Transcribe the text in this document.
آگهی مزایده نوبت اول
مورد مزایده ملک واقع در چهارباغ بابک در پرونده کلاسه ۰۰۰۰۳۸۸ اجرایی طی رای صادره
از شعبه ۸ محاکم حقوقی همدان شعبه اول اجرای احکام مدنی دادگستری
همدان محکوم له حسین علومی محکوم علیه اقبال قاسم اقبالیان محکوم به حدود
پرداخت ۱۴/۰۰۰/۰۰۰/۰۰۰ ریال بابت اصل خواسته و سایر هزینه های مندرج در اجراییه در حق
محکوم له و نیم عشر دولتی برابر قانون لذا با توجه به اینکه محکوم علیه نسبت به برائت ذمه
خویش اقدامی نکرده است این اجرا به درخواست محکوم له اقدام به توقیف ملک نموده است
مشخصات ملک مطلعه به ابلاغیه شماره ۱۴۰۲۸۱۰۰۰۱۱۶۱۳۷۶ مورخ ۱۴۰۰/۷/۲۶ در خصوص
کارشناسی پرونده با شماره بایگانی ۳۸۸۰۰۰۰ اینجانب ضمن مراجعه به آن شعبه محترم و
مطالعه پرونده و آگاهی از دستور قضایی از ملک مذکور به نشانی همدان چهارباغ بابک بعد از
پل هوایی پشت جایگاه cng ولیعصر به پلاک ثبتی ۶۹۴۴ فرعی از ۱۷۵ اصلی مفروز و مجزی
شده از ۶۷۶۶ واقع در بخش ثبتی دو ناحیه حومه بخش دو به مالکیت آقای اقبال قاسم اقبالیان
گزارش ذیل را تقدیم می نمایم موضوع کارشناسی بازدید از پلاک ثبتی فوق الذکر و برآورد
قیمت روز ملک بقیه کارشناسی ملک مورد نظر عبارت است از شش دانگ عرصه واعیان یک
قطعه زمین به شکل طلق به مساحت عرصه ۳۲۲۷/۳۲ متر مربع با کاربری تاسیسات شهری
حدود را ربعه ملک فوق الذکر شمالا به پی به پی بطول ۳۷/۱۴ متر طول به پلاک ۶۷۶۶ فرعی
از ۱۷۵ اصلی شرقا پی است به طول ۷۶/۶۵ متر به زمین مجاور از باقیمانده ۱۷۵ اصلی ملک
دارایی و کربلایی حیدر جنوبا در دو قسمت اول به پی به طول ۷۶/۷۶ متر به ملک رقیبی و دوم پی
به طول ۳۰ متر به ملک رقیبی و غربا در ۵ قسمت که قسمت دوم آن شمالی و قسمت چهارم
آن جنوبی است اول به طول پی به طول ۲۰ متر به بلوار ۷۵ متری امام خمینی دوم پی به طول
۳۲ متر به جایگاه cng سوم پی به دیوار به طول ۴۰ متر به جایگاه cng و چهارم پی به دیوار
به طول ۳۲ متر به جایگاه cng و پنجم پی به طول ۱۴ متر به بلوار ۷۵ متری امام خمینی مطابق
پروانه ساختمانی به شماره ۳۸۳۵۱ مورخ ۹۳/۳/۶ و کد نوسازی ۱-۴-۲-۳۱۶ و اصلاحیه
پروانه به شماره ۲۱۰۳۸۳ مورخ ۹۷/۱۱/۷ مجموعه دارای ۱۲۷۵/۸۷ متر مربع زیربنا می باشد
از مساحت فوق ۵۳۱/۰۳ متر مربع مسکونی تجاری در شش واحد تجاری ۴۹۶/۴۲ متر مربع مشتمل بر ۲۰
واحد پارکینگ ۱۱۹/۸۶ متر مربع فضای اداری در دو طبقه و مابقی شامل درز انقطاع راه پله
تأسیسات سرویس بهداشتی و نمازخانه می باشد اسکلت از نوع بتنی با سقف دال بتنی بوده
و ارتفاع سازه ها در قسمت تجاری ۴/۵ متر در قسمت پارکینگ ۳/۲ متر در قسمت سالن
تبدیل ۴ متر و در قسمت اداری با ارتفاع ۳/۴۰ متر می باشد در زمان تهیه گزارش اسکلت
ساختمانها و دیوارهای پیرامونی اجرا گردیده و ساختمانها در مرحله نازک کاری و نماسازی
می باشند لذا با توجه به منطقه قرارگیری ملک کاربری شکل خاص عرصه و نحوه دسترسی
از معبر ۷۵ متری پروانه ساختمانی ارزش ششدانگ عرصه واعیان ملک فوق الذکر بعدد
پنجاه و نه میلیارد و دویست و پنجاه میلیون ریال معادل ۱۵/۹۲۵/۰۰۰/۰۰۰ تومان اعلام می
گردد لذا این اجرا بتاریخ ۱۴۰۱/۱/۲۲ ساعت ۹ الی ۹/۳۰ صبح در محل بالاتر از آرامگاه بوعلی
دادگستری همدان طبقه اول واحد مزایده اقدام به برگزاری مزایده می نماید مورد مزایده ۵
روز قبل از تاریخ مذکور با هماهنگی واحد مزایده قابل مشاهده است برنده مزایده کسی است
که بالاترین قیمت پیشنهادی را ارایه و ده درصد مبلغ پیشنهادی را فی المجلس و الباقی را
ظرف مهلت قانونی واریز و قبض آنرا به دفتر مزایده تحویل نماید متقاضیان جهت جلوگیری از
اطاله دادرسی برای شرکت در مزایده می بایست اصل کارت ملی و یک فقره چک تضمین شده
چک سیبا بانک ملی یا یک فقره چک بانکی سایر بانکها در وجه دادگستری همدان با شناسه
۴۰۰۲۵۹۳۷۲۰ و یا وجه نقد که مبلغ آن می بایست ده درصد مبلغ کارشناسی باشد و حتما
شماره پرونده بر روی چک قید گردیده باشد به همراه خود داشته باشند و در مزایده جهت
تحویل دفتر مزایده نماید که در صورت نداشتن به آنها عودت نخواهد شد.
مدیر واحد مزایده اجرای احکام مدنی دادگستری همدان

Direction
Look through the entries and work out how many lines have the word "واقع" in them; reply with that number only.

Task result
2